→ **Your goal**
Copy out, word for word, the portion of the entries below that opens with the line containing "Decompose this screenshot" and closes with the line containing "reddit-comment-card: dustandchaos commented", both lines included. Leave the pictures out of your copy.

→ **Data entries**
-- START --
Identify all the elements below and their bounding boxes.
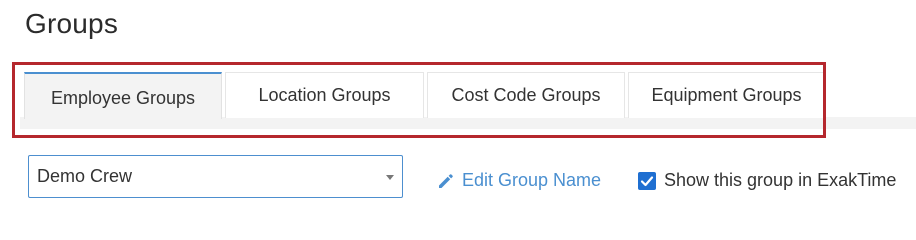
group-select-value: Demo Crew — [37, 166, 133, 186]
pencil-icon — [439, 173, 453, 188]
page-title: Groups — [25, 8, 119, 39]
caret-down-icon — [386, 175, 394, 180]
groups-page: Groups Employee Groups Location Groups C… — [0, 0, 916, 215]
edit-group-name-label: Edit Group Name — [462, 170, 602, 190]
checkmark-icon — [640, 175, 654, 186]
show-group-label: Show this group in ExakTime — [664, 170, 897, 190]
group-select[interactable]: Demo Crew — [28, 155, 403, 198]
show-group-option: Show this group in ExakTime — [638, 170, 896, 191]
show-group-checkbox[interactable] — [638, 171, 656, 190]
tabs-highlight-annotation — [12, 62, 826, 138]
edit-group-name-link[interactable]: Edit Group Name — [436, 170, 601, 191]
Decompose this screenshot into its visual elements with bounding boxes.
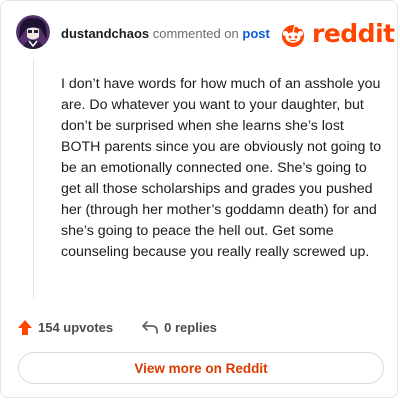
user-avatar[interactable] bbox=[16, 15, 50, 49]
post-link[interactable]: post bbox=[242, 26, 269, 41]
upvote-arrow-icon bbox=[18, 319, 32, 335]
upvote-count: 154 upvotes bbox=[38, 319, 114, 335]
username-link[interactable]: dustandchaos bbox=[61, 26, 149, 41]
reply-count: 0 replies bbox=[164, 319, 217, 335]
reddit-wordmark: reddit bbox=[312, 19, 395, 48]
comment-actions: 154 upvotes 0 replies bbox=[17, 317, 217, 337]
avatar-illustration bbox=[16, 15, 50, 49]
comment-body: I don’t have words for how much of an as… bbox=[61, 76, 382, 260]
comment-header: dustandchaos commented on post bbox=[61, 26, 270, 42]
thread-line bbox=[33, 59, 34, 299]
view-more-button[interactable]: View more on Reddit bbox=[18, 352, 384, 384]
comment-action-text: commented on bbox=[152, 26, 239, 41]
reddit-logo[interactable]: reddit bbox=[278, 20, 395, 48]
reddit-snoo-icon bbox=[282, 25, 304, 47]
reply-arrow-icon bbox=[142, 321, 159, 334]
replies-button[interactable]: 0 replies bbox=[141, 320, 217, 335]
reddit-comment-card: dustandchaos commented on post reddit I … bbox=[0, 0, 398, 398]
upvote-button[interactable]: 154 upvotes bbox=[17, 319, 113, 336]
-- END --
-- START --
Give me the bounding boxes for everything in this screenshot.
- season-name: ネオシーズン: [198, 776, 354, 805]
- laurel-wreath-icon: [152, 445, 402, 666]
-- END --
-- START --
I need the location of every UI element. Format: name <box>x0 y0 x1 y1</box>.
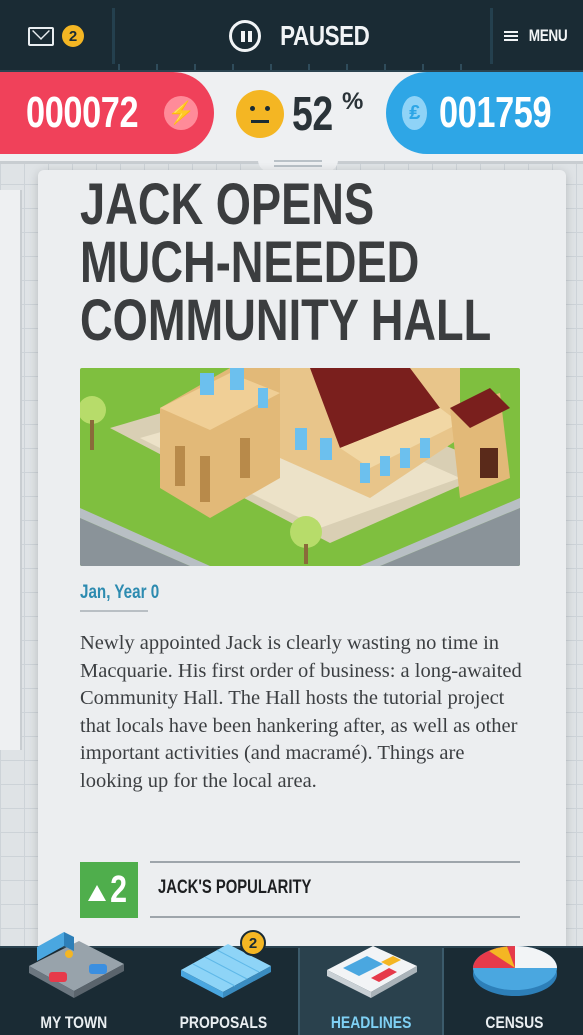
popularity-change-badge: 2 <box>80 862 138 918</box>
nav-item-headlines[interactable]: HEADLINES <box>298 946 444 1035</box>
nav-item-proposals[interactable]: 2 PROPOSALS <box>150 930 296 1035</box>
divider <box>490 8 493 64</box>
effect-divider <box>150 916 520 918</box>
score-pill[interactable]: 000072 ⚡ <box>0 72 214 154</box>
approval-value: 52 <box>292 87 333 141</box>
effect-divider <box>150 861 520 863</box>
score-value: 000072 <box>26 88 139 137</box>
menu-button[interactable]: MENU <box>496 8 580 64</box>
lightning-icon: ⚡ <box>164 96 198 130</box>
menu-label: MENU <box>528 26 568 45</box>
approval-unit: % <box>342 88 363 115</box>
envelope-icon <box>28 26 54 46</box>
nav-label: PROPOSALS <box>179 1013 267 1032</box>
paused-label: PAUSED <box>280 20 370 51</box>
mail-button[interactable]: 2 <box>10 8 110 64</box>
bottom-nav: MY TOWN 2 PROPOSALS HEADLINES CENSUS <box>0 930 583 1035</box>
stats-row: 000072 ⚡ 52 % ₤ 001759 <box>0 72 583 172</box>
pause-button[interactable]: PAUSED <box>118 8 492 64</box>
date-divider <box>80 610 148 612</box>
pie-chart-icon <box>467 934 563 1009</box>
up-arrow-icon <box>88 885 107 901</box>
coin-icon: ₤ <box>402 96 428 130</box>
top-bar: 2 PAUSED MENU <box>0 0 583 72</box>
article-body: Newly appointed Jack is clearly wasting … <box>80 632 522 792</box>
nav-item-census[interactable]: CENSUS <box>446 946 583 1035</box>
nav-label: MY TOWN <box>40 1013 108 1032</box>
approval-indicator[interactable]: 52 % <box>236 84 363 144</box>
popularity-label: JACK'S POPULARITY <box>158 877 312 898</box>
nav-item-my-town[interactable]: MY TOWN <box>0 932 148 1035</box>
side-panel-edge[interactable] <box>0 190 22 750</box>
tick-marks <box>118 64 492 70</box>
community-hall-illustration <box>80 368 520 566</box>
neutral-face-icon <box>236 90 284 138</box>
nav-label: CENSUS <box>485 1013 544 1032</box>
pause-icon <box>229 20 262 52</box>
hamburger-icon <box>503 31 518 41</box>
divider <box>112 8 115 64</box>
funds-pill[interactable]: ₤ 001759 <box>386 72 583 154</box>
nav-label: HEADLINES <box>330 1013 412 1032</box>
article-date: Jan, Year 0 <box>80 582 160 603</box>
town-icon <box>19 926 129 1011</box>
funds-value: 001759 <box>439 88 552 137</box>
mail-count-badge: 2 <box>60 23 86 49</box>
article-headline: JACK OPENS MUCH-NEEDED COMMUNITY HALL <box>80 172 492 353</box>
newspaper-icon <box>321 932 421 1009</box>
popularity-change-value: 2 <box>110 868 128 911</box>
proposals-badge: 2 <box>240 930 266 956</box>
-- END --
→ **Written response**
Decompose this screenshot into its visual elements with bounding boxes.
user-avatar[interactable] bbox=[16, 15, 50, 49]
post-link[interactable]: post bbox=[242, 26, 269, 41]
upvote-arrow-icon bbox=[18, 319, 32, 335]
upvote-count: 154 upvotes bbox=[38, 319, 114, 335]
username-link[interactable]: dustandchaos bbox=[61, 26, 149, 41]
reply-count: 0 replies bbox=[164, 319, 217, 335]
reddit-wordmark: reddit bbox=[312, 19, 395, 48]
comment-actions: 154 upvotes 0 replies bbox=[17, 317, 217, 337]
avatar-illustration bbox=[16, 15, 50, 49]
comment-body: I don’t have words for how much of an as… bbox=[61, 76, 382, 260]
comment-header: dustandchaos commented on post bbox=[61, 26, 270, 42]
thread-line bbox=[33, 59, 34, 299]
view-more-button[interactable]: View more on Reddit bbox=[18, 352, 384, 384]
comment-action-text: commented on bbox=[152, 26, 239, 41]
reddit-logo[interactable]: reddit bbox=[278, 20, 395, 48]
reddit-snoo-icon bbox=[282, 25, 304, 47]
reply-arrow-icon bbox=[142, 321, 159, 334]
replies-button[interactable]: 0 replies bbox=[141, 320, 217, 335]
reddit-comment-card: dustandchaos commented on post reddit I … bbox=[0, 0, 398, 398]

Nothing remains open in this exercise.